# TASK OBJECTIVE:
Transcribe the material exactly. Images do not belong in the copy.

# DATA EXCERPTS:
§
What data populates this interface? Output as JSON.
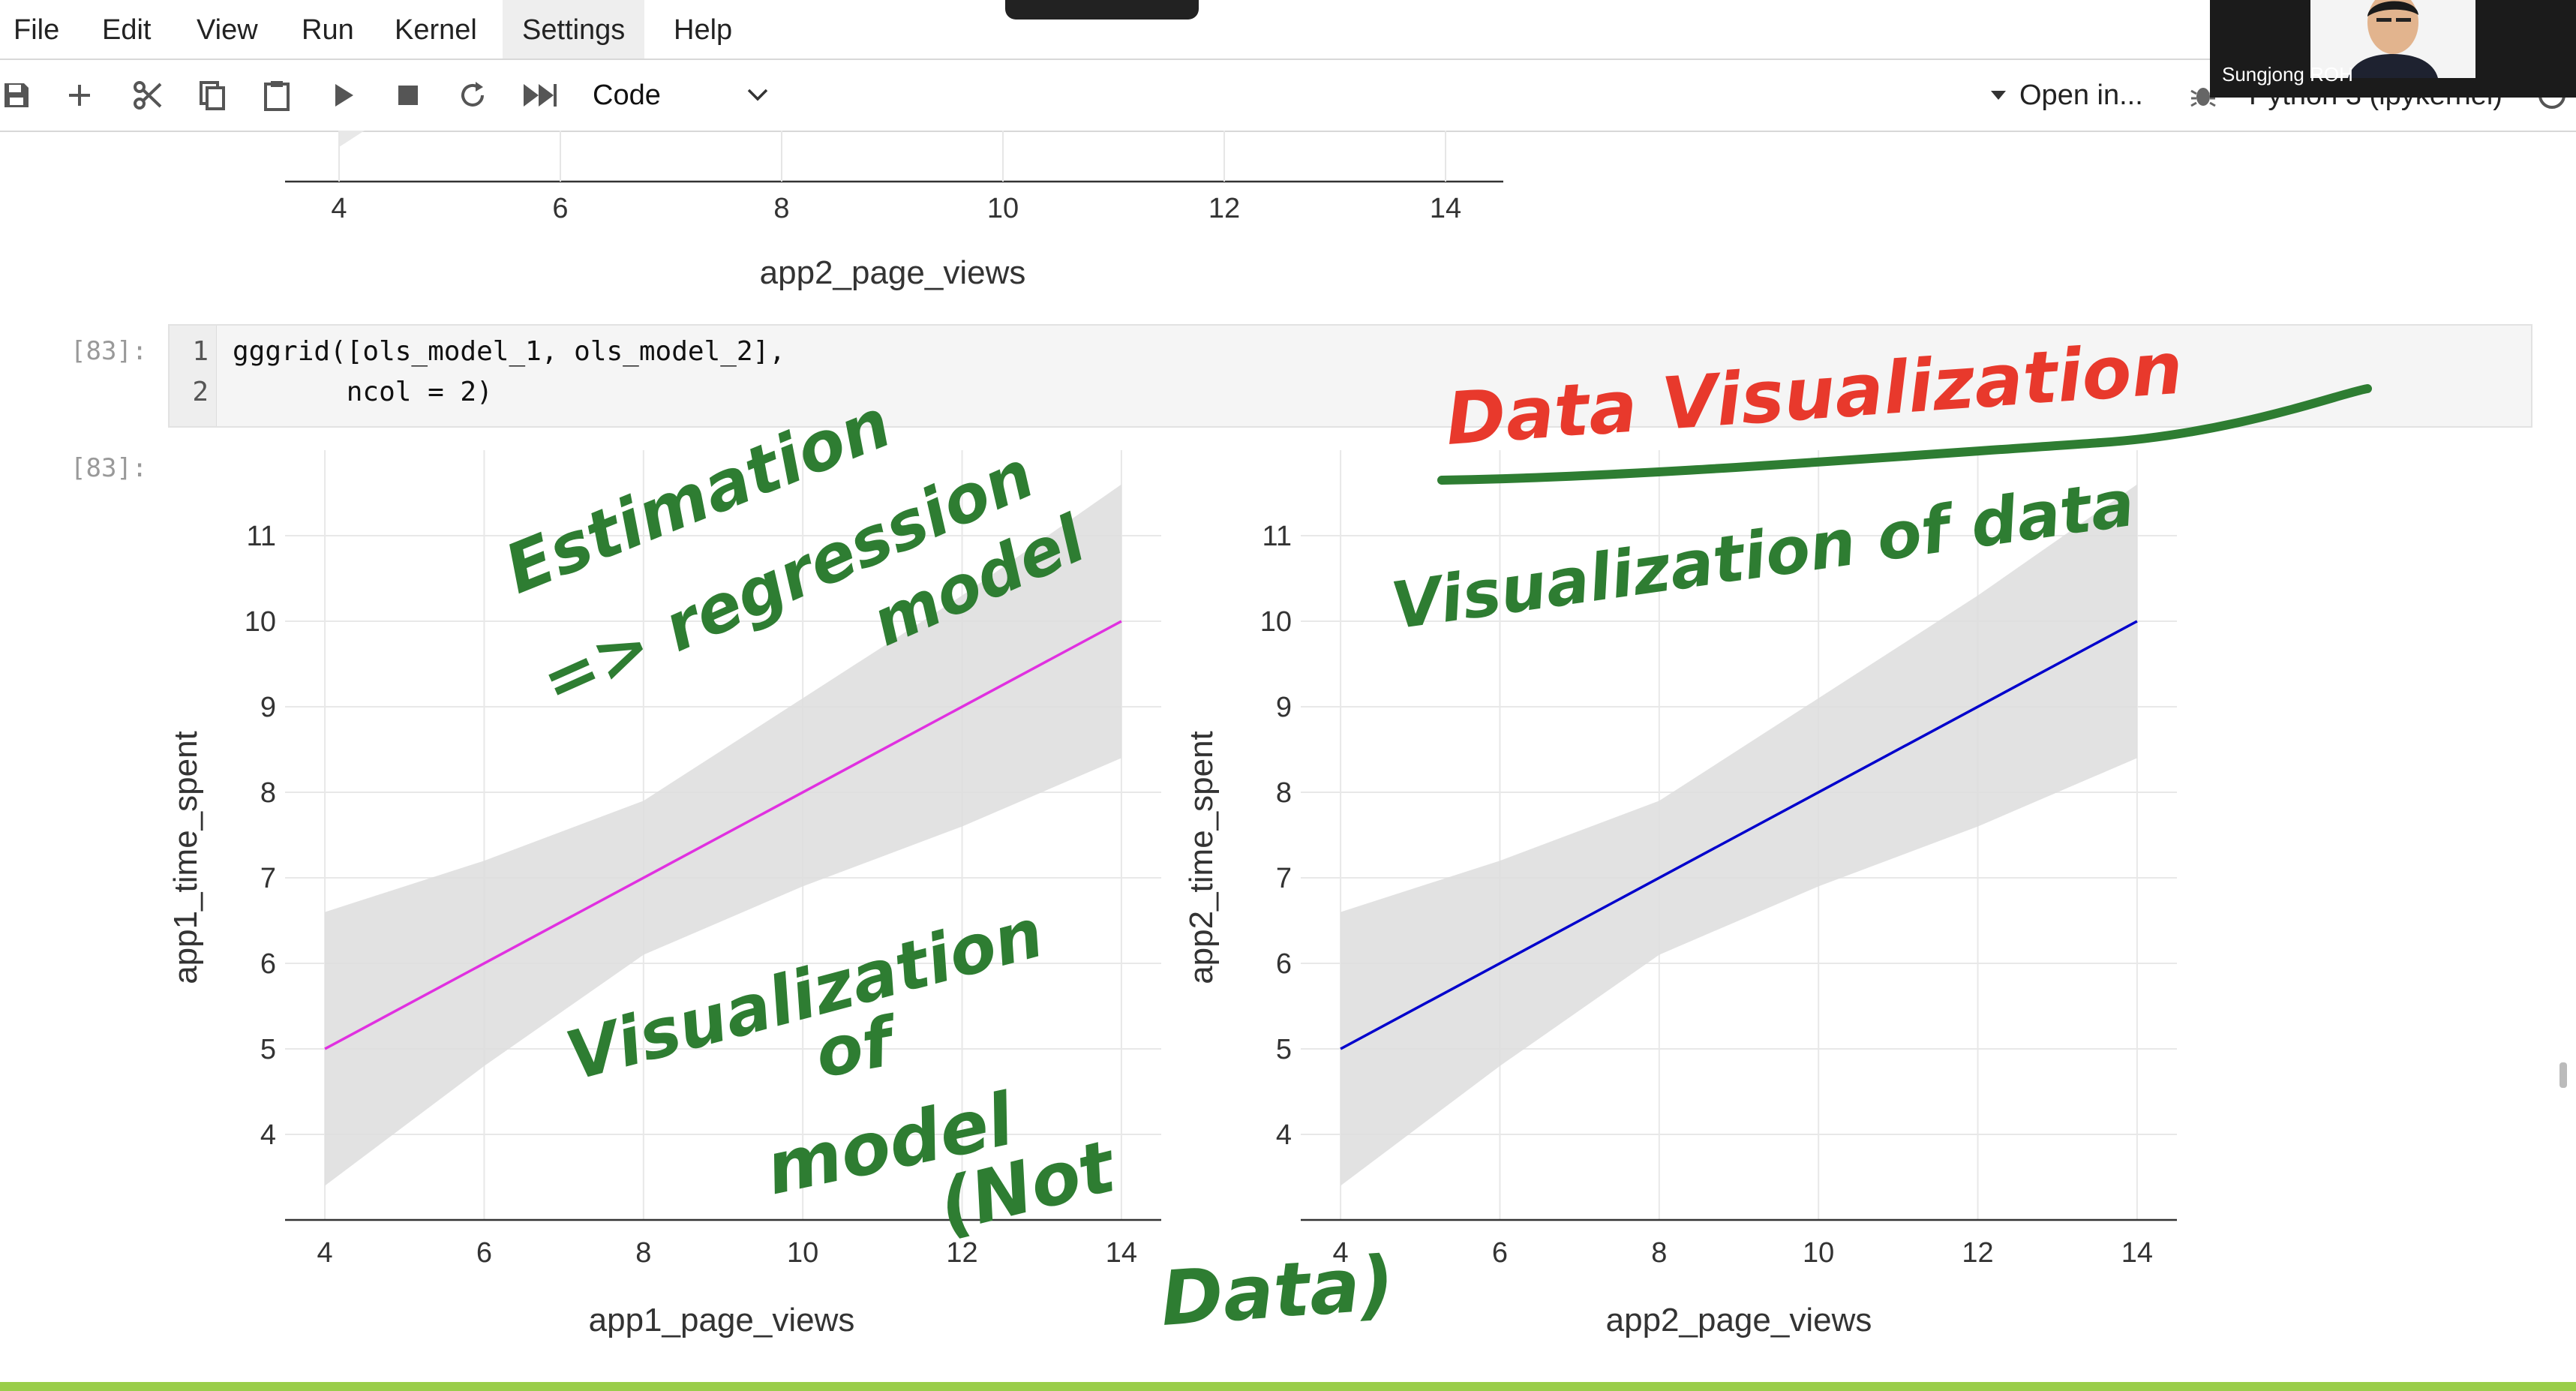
{
  "menu": {
    "file": "File",
    "edit": "Edit",
    "view": "View",
    "run": "Run",
    "kernel": "Kernel",
    "settings": "Settings",
    "help": "Help"
  },
  "toolbar": {
    "cell_type": "Code",
    "open_in": "Open in...",
    "kernel_name": "Python 3 (ipykernel)"
  },
  "video": {
    "participant": "Sungjong ROH"
  },
  "cells": {
    "code_prompt": "[83]:",
    "output_prompt": "[83]:",
    "line1_no": "1",
    "line2_no": "2",
    "line1": "gggrid([ols_model_1, ols_model_2],",
    "line2": "       ncol = 2)"
  },
  "prev_chart": {
    "xticks": [
      "4",
      "6",
      "8",
      "10",
      "12",
      "14"
    ],
    "xlabel": "app2_page_views"
  },
  "chart_data": [
    {
      "type": "line",
      "xlabel": "app1_page_views",
      "ylabel": "app1_time_spent",
      "xlim": [
        3.5,
        14.5
      ],
      "ylim": [
        3,
        12
      ],
      "xticks": [
        "4",
        "6",
        "8",
        "10",
        "12",
        "14"
      ],
      "yticks": [
        "4",
        "5",
        "6",
        "7",
        "8",
        "9",
        "10",
        "11"
      ],
      "grid": true,
      "series": [
        {
          "x": [
            4,
            14
          ],
          "y": [
            5,
            10
          ],
          "color": "#e030e0"
        }
      ],
      "band": {
        "x": [
          4,
          6,
          8,
          10,
          12,
          14
        ],
        "lower": [
          3.4,
          4.8,
          6.1,
          6.9,
          7.6,
          8.4
        ],
        "upper": [
          6.6,
          7.2,
          7.9,
          9.1,
          10.3,
          11.6
        ]
      }
    },
    {
      "type": "line",
      "xlabel": "app2_page_views",
      "ylabel": "app2_time_spent",
      "xlim": [
        3.5,
        14.5
      ],
      "ylim": [
        3,
        12
      ],
      "xticks": [
        "4",
        "6",
        "8",
        "10",
        "12",
        "14"
      ],
      "yticks": [
        "4",
        "5",
        "6",
        "7",
        "8",
        "9",
        "10",
        "11"
      ],
      "grid": true,
      "series": [
        {
          "x": [
            4,
            14
          ],
          "y": [
            5,
            10
          ],
          "color": "#0000cc"
        }
      ],
      "band": {
        "x": [
          4,
          6,
          8,
          10,
          12,
          14
        ],
        "lower": [
          3.4,
          4.8,
          6.1,
          6.9,
          7.6,
          8.4
        ],
        "upper": [
          6.6,
          7.2,
          7.9,
          9.1,
          10.3,
          11.6
        ]
      }
    }
  ],
  "annotations": {
    "estimation": "Estimation",
    "regression": "=> regression",
    "model": "model",
    "vis_model_1": "Visualization",
    "vis_model_2": "of",
    "vis_model_3": "model",
    "vis_model_4": "(Not",
    "vis_model_5": "Data)",
    "data_vis": "Data Visualization",
    "vis_data": "Visualization of data",
    "red_color": "#e8392c",
    "green_color": "#2e7d32"
  }
}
§
# REPLY:
What data populates this interface? Output as JSON.
{
  "menu": {
    "file": "File",
    "edit": "Edit",
    "view": "View",
    "run": "Run",
    "kernel": "Kernel",
    "settings": "Settings",
    "help": "Help"
  },
  "toolbar": {
    "cell_type": "Code",
    "open_in": "Open in...",
    "kernel_name": "Python 3 (ipykernel)"
  },
  "video": {
    "participant": "Sungjong ROH"
  },
  "cells": {
    "code_prompt": "[83]:",
    "output_prompt": "[83]:",
    "line1_no": "1",
    "line2_no": "2",
    "line1": "gggrid([ols_model_1, ols_model_2],",
    "line2": "       ncol = 2)"
  },
  "prev_chart": {
    "xticks": [
      "4",
      "6",
      "8",
      "10",
      "12",
      "14"
    ],
    "xlabel": "app2_page_views"
  },
  "chart_data": [
    {
      "type": "line",
      "xlabel": "app1_page_views",
      "ylabel": "app1_time_spent",
      "xlim": [
        3.5,
        14.5
      ],
      "ylim": [
        3,
        12
      ],
      "xticks": [
        "4",
        "6",
        "8",
        "10",
        "12",
        "14"
      ],
      "yticks": [
        "4",
        "5",
        "6",
        "7",
        "8",
        "9",
        "10",
        "11"
      ],
      "grid": true,
      "series": [
        {
          "x": [
            4,
            14
          ],
          "y": [
            5,
            10
          ],
          "color": "#e030e0"
        }
      ],
      "band": {
        "x": [
          4,
          6,
          8,
          10,
          12,
          14
        ],
        "lower": [
          3.4,
          4.8,
          6.1,
          6.9,
          7.6,
          8.4
        ],
        "upper": [
          6.6,
          7.2,
          7.9,
          9.1,
          10.3,
          11.6
        ]
      }
    },
    {
      "type": "line",
      "xlabel": "app2_page_views",
      "ylabel": "app2_time_spent",
      "xlim": [
        3.5,
        14.5
      ],
      "ylim": [
        3,
        12
      ],
      "xticks": [
        "4",
        "6",
        "8",
        "10",
        "12",
        "14"
      ],
      "yticks": [
        "4",
        "5",
        "6",
        "7",
        "8",
        "9",
        "10",
        "11"
      ],
      "grid": true,
      "series": [
        {
          "x": [
            4,
            14
          ],
          "y": [
            5,
            10
          ],
          "color": "#0000cc"
        }
      ],
      "band": {
        "x": [
          4,
          6,
          8,
          10,
          12,
          14
        ],
        "lower": [
          3.4,
          4.8,
          6.1,
          6.9,
          7.6,
          8.4
        ],
        "upper": [
          6.6,
          7.2,
          7.9,
          9.1,
          10.3,
          11.6
        ]
      }
    }
  ],
  "annotations": {
    "estimation": "Estimation",
    "regression": "=> regression",
    "model": "model",
    "vis_model_1": "Visualization",
    "vis_model_2": "of",
    "vis_model_3": "model",
    "vis_model_4": "(Not",
    "vis_model_5": "Data)",
    "data_vis": "Data Visualization",
    "vis_data": "Visualization of data",
    "red_color": "#e8392c",
    "green_color": "#2e7d32"
  }
}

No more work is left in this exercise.